### EXERCISE DIRECTIONS
Search the material below for the string "Consumption" and list each line that holds it.

### RECORD EXTRACTS
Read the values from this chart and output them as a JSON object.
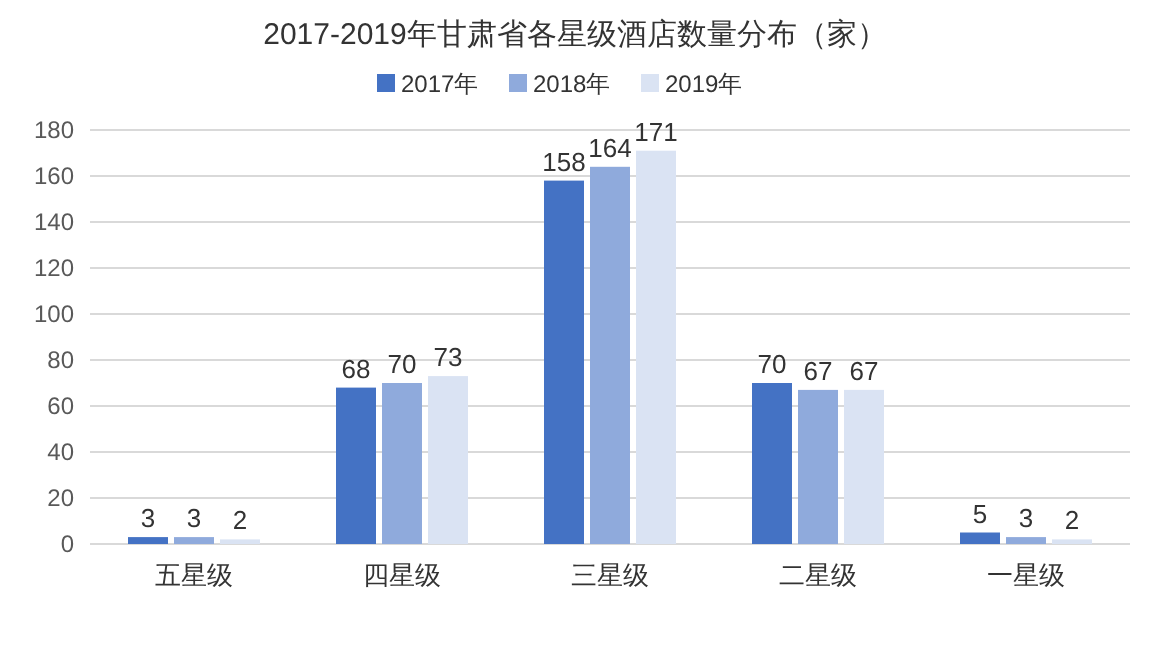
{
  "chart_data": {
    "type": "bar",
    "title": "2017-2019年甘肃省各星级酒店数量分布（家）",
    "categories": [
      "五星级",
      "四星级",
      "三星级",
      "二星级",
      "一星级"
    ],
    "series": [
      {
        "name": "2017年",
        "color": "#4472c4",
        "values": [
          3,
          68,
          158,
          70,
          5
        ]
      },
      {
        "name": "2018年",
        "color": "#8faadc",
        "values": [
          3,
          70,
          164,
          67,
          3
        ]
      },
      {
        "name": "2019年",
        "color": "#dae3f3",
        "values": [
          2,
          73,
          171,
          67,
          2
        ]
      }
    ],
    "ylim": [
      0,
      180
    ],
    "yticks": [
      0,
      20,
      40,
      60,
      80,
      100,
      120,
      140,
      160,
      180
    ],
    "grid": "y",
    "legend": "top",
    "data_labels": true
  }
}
==
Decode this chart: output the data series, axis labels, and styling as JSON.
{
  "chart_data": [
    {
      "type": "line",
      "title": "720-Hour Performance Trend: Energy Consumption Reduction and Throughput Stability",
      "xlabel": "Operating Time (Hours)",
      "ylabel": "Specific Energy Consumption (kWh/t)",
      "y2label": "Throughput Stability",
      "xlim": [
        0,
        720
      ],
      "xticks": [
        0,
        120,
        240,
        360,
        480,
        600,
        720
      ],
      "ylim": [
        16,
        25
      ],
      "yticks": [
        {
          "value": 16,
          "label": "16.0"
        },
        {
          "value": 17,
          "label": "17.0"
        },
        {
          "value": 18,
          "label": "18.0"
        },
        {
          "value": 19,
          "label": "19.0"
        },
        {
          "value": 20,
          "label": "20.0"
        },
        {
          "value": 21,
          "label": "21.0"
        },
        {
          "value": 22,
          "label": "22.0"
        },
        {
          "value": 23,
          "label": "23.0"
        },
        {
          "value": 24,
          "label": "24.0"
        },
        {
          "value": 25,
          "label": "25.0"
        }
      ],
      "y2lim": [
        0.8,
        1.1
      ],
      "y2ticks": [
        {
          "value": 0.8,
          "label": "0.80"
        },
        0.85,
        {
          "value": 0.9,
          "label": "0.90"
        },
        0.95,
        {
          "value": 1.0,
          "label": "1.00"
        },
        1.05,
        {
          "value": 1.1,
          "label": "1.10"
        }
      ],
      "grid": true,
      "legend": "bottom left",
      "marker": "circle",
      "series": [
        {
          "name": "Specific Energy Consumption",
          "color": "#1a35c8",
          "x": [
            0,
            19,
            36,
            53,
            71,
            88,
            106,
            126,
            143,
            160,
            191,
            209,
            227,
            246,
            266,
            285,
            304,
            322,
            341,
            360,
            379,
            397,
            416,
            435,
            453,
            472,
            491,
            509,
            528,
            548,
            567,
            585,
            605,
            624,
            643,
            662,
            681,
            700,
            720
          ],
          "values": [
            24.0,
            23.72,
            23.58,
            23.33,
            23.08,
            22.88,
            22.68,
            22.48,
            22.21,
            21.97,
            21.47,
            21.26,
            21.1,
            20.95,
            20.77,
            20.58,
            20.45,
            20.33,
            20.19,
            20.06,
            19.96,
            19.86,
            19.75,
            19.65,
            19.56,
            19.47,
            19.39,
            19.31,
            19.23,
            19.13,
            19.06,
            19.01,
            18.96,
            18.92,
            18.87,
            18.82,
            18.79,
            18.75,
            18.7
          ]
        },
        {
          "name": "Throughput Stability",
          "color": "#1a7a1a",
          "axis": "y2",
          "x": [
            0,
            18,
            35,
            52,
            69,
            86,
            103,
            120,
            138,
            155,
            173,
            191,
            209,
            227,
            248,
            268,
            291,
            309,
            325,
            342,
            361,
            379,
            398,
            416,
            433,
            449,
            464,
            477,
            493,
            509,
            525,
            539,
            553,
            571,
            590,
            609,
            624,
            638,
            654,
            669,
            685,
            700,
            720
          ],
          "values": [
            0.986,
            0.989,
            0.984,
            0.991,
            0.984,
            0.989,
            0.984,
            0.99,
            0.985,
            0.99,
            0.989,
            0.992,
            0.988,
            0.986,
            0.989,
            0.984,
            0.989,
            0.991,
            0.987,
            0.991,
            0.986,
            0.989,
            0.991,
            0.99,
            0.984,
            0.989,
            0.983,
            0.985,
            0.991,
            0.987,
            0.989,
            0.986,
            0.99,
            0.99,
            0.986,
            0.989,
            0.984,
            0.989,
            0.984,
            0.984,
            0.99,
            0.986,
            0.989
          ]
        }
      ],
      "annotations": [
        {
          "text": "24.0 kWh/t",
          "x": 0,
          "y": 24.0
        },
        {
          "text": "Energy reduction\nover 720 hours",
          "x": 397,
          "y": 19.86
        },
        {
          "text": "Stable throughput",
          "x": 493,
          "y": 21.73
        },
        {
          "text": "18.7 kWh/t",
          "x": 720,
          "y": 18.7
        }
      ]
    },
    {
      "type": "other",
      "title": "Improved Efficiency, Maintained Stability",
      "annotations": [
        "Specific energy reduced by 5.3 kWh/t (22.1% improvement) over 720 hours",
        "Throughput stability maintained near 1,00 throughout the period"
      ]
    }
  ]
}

### RESULT OF THIS EXERCISE
      "title": "720-Hour Performance Trend: Energy Consumption Reduction and Throughput Stability",
      "ylabel": "Specific Energy Consumption (kWh/t)",
          "name": "Specific Energy Consumption",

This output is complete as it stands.